EXERCISE REQUIREMENTS:
Only the lines holding the string "Nieuwzględnione" are needed. Copy each one.

-----

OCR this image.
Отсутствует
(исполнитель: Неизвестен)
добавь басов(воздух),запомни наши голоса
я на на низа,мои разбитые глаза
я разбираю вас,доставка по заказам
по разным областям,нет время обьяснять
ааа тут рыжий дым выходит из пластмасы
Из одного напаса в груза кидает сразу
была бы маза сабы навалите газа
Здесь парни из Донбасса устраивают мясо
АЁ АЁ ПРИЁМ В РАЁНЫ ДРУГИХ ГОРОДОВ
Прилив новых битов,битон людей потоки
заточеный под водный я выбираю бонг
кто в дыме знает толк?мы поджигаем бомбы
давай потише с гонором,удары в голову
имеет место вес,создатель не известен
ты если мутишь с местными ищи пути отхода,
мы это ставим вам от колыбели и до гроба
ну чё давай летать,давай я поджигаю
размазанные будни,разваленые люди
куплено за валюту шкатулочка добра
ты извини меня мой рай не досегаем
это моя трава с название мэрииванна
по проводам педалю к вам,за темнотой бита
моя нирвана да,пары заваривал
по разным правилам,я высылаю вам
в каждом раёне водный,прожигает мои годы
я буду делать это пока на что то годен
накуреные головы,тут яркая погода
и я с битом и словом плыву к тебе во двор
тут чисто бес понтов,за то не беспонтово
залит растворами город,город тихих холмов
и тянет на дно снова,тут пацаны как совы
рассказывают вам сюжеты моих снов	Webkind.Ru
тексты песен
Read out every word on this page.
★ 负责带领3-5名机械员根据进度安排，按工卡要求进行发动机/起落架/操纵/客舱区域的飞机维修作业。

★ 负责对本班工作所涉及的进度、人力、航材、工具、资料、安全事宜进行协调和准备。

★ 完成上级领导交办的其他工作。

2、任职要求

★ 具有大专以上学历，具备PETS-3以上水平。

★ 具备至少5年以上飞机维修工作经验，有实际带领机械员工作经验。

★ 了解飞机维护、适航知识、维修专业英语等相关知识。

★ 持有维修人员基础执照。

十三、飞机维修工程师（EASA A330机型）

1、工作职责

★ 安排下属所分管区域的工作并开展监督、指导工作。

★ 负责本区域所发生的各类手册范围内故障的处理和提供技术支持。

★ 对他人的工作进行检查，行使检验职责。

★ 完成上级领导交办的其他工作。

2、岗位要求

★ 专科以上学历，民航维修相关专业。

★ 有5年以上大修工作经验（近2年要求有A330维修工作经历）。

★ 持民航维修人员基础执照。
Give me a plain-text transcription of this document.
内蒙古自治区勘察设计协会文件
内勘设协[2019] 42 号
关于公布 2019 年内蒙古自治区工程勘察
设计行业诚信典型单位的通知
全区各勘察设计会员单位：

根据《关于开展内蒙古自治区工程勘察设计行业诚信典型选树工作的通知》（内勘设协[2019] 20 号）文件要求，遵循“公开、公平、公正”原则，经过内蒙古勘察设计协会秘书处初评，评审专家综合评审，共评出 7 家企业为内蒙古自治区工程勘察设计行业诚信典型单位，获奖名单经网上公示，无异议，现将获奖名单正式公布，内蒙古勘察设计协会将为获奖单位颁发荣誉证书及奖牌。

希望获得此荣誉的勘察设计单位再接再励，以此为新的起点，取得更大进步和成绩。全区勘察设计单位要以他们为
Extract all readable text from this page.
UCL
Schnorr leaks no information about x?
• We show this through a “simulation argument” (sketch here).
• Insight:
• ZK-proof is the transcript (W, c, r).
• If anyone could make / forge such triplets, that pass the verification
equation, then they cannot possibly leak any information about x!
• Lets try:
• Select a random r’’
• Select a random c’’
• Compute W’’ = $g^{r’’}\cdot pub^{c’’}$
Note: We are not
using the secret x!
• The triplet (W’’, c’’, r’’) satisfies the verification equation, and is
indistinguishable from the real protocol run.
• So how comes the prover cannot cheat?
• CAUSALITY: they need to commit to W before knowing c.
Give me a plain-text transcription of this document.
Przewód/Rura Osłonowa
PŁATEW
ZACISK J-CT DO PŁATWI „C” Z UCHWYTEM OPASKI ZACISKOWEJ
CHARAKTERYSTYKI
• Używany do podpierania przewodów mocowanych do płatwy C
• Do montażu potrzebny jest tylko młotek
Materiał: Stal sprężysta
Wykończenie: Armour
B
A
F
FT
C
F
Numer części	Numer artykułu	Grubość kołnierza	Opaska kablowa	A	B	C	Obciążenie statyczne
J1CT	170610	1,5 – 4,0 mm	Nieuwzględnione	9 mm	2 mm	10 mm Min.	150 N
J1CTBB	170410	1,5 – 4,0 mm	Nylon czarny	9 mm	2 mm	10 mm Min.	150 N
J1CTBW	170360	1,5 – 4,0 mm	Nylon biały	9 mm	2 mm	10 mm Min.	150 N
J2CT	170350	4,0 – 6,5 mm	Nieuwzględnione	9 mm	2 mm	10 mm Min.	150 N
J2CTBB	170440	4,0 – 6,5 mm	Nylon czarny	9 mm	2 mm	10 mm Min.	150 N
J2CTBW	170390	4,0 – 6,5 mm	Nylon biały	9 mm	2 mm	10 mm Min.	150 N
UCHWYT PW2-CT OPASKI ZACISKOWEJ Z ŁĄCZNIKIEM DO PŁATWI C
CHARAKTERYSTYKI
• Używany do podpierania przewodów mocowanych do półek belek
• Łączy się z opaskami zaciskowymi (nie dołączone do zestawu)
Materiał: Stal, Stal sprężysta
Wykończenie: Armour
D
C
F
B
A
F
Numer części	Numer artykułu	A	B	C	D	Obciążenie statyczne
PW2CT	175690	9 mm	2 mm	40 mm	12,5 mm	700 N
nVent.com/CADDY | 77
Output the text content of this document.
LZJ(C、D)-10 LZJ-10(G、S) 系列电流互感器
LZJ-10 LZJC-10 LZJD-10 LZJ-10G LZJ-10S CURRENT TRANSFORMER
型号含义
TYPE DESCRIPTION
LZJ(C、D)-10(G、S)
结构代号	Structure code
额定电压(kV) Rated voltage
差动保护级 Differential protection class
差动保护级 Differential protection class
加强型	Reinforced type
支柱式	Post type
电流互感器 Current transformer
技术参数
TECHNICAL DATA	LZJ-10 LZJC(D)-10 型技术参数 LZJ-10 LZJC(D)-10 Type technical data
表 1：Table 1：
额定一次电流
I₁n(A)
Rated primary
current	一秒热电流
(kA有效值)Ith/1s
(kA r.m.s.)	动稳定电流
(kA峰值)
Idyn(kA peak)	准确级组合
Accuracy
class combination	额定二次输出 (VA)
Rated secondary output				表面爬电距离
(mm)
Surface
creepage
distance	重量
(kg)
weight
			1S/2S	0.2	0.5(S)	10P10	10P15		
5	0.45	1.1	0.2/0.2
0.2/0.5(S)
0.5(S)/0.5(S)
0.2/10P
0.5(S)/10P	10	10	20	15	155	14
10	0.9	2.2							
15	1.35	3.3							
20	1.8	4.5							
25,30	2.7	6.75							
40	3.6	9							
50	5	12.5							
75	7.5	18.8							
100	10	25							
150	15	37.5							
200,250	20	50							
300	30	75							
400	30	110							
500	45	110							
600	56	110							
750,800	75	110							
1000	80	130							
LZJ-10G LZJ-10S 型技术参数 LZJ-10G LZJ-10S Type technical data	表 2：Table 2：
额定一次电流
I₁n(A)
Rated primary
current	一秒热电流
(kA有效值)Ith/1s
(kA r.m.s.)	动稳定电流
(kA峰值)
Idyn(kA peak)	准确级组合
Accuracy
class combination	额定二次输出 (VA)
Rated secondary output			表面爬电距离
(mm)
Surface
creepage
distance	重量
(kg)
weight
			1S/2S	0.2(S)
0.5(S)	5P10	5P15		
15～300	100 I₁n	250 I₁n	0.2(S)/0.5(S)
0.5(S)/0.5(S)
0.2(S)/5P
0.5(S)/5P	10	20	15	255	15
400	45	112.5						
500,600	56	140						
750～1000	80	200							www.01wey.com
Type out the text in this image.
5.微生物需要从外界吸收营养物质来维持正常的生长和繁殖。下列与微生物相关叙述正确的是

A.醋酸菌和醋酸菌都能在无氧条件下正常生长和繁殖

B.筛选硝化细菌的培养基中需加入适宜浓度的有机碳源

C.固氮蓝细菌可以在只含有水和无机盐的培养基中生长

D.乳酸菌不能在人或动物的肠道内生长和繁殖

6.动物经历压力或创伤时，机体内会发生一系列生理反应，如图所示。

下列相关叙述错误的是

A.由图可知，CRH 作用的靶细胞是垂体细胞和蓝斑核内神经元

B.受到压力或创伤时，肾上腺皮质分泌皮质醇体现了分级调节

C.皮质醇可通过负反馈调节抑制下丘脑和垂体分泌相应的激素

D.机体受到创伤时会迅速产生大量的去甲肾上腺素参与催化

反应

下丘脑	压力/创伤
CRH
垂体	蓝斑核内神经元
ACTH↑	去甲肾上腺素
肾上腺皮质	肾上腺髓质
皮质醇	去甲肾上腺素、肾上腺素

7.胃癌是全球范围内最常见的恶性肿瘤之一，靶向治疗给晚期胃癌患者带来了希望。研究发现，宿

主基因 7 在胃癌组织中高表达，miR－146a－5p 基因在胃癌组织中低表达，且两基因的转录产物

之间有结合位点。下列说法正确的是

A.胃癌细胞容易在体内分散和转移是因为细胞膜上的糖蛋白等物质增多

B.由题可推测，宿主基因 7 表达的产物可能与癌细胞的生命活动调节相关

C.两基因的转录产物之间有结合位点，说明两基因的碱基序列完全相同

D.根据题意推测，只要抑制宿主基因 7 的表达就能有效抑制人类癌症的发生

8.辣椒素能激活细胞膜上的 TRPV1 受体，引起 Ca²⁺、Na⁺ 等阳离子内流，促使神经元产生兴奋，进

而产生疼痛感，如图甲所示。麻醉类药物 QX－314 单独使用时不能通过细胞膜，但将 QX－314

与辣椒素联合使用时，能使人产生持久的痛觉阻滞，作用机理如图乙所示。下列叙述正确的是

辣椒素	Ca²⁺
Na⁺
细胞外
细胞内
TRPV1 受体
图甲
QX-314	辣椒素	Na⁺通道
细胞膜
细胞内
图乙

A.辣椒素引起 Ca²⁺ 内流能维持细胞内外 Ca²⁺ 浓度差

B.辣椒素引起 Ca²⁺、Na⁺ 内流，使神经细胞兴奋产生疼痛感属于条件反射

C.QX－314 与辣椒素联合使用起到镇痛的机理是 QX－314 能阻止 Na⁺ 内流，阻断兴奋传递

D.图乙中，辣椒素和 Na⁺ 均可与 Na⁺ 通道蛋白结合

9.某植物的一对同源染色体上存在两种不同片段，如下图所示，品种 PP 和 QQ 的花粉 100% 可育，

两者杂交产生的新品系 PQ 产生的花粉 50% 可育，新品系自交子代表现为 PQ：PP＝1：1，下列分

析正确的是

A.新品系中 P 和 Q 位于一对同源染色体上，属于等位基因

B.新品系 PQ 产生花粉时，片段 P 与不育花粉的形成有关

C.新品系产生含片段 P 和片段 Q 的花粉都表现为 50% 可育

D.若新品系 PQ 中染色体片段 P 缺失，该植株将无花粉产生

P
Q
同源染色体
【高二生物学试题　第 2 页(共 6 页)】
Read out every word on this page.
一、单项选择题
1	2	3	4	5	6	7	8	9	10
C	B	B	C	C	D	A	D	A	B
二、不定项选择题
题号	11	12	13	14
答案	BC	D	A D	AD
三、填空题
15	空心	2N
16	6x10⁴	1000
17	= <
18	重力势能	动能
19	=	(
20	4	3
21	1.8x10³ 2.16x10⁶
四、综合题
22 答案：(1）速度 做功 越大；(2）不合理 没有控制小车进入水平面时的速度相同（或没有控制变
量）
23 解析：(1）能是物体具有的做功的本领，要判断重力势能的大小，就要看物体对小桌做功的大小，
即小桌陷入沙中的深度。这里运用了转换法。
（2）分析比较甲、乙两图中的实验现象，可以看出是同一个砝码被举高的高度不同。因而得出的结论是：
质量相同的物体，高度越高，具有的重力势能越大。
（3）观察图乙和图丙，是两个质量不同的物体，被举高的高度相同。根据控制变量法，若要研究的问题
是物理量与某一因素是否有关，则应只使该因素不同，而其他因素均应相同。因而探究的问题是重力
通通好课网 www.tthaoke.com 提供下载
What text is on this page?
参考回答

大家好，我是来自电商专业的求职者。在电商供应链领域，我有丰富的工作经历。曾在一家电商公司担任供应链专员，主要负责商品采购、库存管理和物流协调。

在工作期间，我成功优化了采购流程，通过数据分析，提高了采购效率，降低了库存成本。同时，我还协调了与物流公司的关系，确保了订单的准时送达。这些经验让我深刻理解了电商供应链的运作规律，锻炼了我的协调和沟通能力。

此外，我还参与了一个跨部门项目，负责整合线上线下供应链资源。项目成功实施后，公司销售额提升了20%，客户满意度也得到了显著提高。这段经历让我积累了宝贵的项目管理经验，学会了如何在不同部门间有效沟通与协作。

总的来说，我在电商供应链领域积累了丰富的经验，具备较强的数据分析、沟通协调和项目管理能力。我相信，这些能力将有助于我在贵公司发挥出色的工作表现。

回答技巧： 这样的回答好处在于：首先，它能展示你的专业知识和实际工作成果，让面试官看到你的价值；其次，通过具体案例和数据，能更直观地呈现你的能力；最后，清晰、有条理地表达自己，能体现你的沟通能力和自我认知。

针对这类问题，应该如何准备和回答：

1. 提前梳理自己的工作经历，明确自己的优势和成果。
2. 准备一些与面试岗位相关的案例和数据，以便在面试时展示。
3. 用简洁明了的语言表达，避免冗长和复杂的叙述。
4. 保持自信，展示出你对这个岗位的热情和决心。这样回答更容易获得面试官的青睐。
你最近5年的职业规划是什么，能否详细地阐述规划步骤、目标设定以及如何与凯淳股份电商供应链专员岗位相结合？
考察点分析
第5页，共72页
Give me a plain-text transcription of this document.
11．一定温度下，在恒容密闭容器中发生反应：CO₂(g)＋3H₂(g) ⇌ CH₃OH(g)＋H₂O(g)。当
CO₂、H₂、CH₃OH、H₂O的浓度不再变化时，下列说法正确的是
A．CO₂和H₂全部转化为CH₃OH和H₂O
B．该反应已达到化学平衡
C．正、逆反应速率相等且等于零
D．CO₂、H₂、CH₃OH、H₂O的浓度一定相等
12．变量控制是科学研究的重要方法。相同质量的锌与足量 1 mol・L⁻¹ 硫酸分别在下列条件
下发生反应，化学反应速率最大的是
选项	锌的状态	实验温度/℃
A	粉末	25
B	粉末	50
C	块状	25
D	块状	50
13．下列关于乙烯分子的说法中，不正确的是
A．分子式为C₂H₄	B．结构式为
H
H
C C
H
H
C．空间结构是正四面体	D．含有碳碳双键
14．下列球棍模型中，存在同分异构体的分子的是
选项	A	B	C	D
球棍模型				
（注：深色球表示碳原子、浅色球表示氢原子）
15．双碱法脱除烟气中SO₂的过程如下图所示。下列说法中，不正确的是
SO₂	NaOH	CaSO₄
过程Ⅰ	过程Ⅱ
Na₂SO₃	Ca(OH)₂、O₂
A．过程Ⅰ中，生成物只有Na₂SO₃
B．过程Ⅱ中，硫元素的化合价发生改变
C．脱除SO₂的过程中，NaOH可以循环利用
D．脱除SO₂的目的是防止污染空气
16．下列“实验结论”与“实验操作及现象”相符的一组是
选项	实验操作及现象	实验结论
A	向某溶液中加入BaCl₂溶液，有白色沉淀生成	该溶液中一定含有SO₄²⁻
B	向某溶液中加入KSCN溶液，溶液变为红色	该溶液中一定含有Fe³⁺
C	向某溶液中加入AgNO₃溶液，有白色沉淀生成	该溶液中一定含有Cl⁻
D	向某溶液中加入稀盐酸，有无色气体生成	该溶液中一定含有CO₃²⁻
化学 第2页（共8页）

-----

RESULT:
J1CT	170610	1,5 – 4,0 mm	Nieuwzględnione	9 mm	2 mm	10 mm Min.	150 N
J2CT	170350	4,0 – 6,5 mm	Nieuwzględnione	9 mm	2 mm	10 mm Min.	150 N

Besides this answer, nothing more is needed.